## [Exercise brief]
Please copy the records word for word, starting at the first line and stopping after the line that contains "hardware-nav-bar bbox=[94, 720, 442, 800]".

[Stored items]
*-*-*

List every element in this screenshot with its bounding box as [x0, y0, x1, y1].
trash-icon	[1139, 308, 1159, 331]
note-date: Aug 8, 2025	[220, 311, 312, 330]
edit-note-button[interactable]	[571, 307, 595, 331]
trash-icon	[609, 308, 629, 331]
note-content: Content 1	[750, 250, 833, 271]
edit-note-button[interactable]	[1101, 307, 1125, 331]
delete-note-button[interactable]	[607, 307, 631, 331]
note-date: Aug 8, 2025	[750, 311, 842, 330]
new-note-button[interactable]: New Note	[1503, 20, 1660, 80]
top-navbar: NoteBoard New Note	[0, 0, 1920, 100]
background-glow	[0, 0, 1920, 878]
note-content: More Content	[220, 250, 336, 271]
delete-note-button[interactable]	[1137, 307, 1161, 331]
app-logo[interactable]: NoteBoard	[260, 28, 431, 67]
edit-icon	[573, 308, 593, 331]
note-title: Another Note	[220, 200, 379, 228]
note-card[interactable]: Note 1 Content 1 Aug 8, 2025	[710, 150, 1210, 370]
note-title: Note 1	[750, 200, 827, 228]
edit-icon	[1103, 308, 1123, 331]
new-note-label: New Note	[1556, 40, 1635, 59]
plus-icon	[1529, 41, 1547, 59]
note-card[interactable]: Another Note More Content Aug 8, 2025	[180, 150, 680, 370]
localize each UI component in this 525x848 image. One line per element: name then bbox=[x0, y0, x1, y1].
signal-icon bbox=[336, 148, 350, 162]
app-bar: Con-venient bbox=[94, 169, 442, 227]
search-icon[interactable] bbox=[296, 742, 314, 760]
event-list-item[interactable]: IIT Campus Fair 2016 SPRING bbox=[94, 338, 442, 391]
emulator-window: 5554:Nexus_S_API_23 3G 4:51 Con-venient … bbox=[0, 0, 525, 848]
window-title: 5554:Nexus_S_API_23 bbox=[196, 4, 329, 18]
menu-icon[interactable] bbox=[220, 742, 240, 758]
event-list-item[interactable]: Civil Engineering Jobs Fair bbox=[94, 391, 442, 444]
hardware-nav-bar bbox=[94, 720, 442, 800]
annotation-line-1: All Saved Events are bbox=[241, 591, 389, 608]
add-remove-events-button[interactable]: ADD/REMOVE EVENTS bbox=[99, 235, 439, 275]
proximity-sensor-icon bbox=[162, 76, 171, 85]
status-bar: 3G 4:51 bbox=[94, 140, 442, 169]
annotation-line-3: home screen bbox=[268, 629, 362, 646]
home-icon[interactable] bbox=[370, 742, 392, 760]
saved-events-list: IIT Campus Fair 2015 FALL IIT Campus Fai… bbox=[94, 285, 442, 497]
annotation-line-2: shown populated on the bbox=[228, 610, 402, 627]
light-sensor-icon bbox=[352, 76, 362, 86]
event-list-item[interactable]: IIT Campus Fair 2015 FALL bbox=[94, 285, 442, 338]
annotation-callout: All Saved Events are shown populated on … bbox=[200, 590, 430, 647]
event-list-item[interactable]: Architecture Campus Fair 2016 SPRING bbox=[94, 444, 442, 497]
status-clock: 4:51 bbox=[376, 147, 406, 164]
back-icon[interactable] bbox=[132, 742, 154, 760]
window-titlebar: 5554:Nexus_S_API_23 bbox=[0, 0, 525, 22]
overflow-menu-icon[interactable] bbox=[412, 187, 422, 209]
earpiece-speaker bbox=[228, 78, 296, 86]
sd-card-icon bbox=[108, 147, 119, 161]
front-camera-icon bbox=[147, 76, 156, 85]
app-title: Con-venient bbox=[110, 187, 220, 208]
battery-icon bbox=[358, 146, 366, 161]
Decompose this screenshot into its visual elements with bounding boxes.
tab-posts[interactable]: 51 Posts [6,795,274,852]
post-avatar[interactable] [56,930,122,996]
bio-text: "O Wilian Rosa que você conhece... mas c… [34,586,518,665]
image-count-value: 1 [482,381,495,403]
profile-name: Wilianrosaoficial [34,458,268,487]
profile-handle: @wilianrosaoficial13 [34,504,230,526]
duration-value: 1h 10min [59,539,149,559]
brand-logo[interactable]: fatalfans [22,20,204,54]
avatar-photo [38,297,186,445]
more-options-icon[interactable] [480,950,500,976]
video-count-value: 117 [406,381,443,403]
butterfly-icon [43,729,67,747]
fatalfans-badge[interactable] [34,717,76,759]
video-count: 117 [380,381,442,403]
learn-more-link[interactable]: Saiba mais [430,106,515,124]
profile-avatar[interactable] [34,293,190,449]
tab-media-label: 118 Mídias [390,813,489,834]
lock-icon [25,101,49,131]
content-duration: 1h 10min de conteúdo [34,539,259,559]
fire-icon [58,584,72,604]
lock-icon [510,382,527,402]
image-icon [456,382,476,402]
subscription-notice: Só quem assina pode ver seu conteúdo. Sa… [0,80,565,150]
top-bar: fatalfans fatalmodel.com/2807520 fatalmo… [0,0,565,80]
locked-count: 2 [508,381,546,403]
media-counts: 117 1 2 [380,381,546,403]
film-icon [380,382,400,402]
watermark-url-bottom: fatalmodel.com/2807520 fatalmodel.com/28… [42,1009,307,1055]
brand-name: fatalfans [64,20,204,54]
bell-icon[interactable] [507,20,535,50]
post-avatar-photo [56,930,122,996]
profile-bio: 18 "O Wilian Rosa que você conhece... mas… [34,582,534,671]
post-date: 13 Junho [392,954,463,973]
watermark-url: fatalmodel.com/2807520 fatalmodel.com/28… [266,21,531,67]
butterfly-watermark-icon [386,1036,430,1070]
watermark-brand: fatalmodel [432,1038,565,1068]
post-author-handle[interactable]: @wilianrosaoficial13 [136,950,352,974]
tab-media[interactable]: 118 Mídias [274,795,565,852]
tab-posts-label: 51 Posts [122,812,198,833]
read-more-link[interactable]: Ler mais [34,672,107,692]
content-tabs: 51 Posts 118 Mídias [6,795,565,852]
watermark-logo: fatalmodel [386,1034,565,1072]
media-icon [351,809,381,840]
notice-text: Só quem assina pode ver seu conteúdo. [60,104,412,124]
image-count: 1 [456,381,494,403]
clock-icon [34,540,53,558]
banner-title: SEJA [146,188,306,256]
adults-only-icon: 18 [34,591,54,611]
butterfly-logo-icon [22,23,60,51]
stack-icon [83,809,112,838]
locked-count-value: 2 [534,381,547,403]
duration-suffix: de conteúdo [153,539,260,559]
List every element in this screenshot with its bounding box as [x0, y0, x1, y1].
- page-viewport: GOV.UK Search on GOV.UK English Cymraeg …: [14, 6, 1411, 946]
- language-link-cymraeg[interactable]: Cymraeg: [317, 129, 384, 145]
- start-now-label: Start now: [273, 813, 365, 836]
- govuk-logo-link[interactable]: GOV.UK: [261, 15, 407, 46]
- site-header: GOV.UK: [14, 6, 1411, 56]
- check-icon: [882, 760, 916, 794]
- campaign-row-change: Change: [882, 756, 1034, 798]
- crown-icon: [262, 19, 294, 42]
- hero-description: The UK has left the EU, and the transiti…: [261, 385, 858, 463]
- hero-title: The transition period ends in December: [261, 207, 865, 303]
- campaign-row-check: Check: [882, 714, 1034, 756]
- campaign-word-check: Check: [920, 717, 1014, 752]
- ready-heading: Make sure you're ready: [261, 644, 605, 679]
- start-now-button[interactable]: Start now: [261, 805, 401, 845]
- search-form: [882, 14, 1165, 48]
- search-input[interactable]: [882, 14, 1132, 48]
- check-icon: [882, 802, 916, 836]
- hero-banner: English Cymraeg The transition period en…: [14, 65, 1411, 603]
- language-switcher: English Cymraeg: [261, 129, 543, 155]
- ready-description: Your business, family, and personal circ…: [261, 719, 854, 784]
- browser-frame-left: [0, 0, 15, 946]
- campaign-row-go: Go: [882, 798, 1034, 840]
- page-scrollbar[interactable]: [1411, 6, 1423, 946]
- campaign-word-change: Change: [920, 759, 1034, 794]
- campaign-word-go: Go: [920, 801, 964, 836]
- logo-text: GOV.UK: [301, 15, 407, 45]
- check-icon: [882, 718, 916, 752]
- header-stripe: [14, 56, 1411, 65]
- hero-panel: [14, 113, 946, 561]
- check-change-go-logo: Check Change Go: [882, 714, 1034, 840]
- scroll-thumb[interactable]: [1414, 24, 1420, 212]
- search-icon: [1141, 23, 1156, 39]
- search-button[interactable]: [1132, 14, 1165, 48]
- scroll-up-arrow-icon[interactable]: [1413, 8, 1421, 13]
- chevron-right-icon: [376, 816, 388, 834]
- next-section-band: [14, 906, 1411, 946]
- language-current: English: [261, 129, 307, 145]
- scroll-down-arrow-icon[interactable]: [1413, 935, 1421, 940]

*-*-*

## [Worked answer]
List every element in this screenshot with its bounding box as [x0, y0, x1, y1].
trash-icon	[1139, 308, 1159, 331]
note-date: Aug 8, 2025	[220, 311, 312, 330]
edit-note-button[interactable]	[571, 307, 595, 331]
trash-icon	[609, 308, 629, 331]
note-content: Content 1	[750, 250, 833, 271]
edit-note-button[interactable]	[1101, 307, 1125, 331]
delete-note-button[interactable]	[607, 307, 631, 331]
note-date: Aug 8, 2025	[750, 311, 842, 330]
new-note-button[interactable]: New Note	[1503, 20, 1660, 80]
top-navbar: NoteBoard New Note	[0, 0, 1920, 100]
background-glow	[0, 0, 1920, 878]
note-content: More Content	[220, 250, 336, 271]
delete-note-button[interactable]	[1137, 307, 1161, 331]
app-logo[interactable]: NoteBoard	[260, 28, 431, 67]
edit-icon	[573, 308, 593, 331]
note-title: Another Note	[220, 200, 379, 228]
note-card[interactable]: Note 1 Content 1 Aug 8, 2025	[710, 150, 1210, 370]
note-title: Note 1	[750, 200, 827, 228]
edit-icon	[1103, 308, 1123, 331]
new-note-label: New Note	[1556, 40, 1635, 59]
plus-icon	[1529, 41, 1547, 59]
note-card[interactable]: Another Note More Content Aug 8, 2025	[180, 150, 680, 370]
localize each UI component in this 525x848 image. One line per element: name then bbox=[x0, y0, x1, y1].
signal-icon bbox=[336, 148, 350, 162]
app-bar: Con-venient bbox=[94, 169, 442, 227]
search-icon[interactable] bbox=[296, 742, 314, 760]
event-list-item[interactable]: IIT Campus Fair 2016 SPRING bbox=[94, 338, 442, 391]
emulator-window: 5554:Nexus_S_API_23 3G 4:51 Con-venient … bbox=[0, 0, 525, 848]
window-title: 5554:Nexus_S_API_23 bbox=[196, 4, 329, 18]
menu-icon[interactable] bbox=[220, 742, 240, 758]
event-list-item[interactable]: Civil Engineering Jobs Fair bbox=[94, 391, 442, 444]
hardware-nav-bar bbox=[94, 720, 442, 800]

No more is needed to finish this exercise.